## To do
Below are records. Copy out every line, starting with the line containing "Extract all elements" and going through the line containing "cell-year: 2004 xyxy=(11,101,96,122)", both included, and skip the pictures.

## Information supplied

######

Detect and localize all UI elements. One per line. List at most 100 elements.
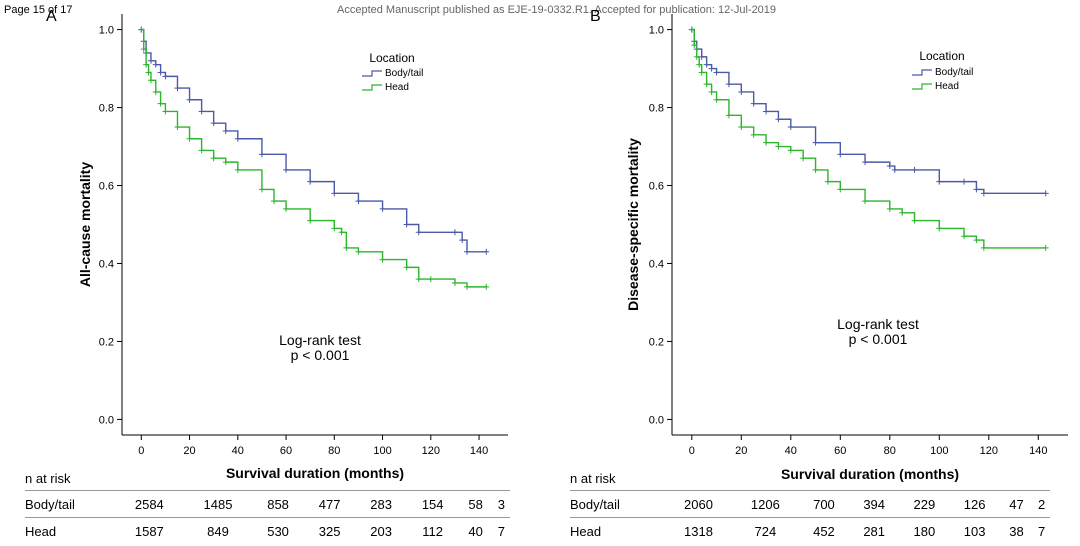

######

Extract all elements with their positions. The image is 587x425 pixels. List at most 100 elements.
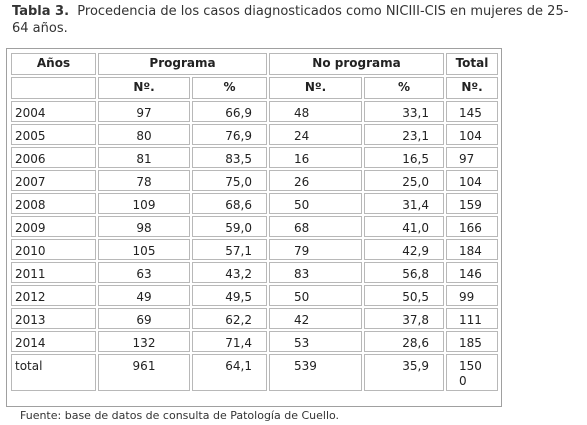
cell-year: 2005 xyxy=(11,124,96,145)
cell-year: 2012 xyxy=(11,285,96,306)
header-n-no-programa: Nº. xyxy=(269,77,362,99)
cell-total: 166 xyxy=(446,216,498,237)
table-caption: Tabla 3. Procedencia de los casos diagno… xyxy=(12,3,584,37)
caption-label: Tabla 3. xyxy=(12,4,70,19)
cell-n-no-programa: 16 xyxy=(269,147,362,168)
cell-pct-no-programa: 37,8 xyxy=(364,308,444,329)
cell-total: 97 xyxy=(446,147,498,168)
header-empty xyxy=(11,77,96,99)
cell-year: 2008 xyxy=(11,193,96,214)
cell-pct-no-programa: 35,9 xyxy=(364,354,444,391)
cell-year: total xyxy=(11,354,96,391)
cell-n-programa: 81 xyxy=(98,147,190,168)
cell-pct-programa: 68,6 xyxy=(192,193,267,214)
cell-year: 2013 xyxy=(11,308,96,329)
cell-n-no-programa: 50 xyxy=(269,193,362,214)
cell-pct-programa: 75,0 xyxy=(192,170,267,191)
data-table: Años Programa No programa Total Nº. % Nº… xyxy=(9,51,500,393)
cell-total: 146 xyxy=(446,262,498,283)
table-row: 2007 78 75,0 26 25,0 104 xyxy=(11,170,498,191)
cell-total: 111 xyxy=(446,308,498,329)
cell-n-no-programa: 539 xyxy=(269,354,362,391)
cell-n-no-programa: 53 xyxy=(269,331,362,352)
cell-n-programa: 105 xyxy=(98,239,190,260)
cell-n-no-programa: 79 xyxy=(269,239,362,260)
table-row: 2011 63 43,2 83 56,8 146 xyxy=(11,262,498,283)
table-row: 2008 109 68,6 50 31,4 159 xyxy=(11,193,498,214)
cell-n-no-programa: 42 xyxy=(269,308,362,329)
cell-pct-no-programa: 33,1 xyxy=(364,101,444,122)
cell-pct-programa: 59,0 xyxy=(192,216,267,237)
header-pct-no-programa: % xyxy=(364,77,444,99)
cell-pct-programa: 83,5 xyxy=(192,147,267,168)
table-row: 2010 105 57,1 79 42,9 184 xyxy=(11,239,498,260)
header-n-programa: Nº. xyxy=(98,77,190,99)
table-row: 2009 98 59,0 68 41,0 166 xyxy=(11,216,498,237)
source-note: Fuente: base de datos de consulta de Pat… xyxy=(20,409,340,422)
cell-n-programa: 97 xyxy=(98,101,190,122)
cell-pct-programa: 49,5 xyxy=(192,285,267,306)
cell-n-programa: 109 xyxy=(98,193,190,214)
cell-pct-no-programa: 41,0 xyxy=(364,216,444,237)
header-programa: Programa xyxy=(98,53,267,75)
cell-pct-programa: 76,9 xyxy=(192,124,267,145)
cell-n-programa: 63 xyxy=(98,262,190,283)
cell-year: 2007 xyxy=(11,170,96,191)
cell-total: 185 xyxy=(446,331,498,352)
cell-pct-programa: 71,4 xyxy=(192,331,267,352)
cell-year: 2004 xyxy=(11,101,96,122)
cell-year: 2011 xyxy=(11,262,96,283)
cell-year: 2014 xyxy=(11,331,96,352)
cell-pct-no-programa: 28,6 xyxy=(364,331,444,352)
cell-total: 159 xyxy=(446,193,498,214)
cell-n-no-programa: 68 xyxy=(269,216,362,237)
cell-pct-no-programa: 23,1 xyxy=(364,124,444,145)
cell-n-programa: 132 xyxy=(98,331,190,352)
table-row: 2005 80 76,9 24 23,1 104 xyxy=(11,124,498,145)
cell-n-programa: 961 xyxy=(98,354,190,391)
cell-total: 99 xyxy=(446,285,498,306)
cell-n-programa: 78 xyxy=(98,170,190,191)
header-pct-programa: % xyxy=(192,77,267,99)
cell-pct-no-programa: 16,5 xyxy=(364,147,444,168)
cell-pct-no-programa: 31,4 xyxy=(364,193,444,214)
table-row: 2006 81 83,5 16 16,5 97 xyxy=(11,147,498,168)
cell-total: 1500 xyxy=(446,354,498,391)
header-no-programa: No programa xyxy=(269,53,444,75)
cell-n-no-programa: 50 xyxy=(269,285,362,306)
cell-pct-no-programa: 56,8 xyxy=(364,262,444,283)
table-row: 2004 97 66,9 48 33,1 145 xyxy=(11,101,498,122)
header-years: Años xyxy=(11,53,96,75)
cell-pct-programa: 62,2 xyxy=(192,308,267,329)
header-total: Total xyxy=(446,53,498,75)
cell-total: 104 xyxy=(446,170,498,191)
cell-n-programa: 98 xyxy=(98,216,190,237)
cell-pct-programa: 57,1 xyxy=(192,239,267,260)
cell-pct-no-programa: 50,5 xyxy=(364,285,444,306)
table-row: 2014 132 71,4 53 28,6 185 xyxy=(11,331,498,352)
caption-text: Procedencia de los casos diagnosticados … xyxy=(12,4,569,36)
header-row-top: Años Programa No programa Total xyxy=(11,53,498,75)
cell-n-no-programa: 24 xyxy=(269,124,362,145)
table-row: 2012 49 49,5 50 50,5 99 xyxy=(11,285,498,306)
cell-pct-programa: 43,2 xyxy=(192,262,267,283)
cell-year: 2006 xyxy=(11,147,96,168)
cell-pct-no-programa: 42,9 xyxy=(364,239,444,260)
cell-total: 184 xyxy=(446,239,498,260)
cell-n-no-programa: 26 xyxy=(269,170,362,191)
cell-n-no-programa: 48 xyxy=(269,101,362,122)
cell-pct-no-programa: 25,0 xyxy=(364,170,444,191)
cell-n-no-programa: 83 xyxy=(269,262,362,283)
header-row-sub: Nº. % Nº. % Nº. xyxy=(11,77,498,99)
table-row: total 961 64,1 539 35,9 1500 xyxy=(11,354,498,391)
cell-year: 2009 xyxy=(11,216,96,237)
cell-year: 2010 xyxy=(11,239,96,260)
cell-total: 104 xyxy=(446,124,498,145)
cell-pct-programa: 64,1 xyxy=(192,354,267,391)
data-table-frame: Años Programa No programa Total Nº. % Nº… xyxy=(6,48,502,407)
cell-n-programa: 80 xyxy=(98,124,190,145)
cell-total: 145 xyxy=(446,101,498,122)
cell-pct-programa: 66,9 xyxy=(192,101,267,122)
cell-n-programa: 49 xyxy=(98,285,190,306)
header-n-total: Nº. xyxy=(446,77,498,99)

######

## Response
Extract all elements with their positions. The image is 587x425 pixels. List at most 100 elements.
cell-year: 2005 xyxy=(11,124,96,145)
cell-year: 2012 xyxy=(11,285,96,306)
header-n-no-programa: Nº. xyxy=(269,77,362,99)
cell-total: 166 xyxy=(446,216,498,237)
table-caption: Tabla 3. Procedencia de los casos diagno… xyxy=(12,3,584,37)
caption-label: Tabla 3. xyxy=(12,4,70,19)
cell-n-no-programa: 16 xyxy=(269,147,362,168)
cell-pct-no-programa: 37,8 xyxy=(364,308,444,329)
cell-total: 97 xyxy=(446,147,498,168)
header-empty xyxy=(11,77,96,99)
cell-year: 2008 xyxy=(11,193,96,214)
cell-pct-no-programa: 35,9 xyxy=(364,354,444,391)
cell-year: total xyxy=(11,354,96,391)
cell-n-programa: 81 xyxy=(98,147,190,168)
cell-pct-programa: 68,6 xyxy=(192,193,267,214)
cell-year: 2013 xyxy=(11,308,96,329)
cell-n-no-programa: 50 xyxy=(269,193,362,214)
cell-pct-programa: 75,0 xyxy=(192,170,267,191)
data-table: Años Programa No programa Total Nº. % Nº… xyxy=(9,51,500,393)
cell-total: 146 xyxy=(446,262,498,283)
table-row: 2007 78 75,0 26 25,0 104 xyxy=(11,170,498,191)
cell-total: 111 xyxy=(446,308,498,329)
cell-n-no-programa: 539 xyxy=(269,354,362,391)
cell-n-no-programa: 53 xyxy=(269,331,362,352)
cell-n-programa: 105 xyxy=(98,239,190,260)
cell-n-no-programa: 79 xyxy=(269,239,362,260)
table-row: 2011 63 43,2 83 56,8 146 xyxy=(11,262,498,283)
table-row: 2008 109 68,6 50 31,4 159 xyxy=(11,193,498,214)
cell-n-no-programa: 42 xyxy=(269,308,362,329)
cell-pct-no-programa: 33,1 xyxy=(364,101,444,122)
cell-pct-programa: 59,0 xyxy=(192,216,267,237)
header-pct-no-programa: % xyxy=(364,77,444,99)
cell-pct-programa: 83,5 xyxy=(192,147,267,168)
table-row: 2010 105 57,1 79 42,9 184 xyxy=(11,239,498,260)
header-n-programa: Nº. xyxy=(98,77,190,99)
table-row: 2009 98 59,0 68 41,0 166 xyxy=(11,216,498,237)
source-note: Fuente: base de datos de consulta de Pat… xyxy=(20,409,340,422)
cell-n-programa: 97 xyxy=(98,101,190,122)
cell-pct-programa: 49,5 xyxy=(192,285,267,306)
cell-n-programa: 109 xyxy=(98,193,190,214)
cell-pct-no-programa: 41,0 xyxy=(364,216,444,237)
header-programa: Programa xyxy=(98,53,267,75)
cell-pct-programa: 76,9 xyxy=(192,124,267,145)
cell-n-programa: 63 xyxy=(98,262,190,283)
cell-year: 2007 xyxy=(11,170,96,191)
cell-total: 185 xyxy=(446,331,498,352)
cell-pct-programa: 71,4 xyxy=(192,331,267,352)
cell-year: 2004 xyxy=(11,101,96,122)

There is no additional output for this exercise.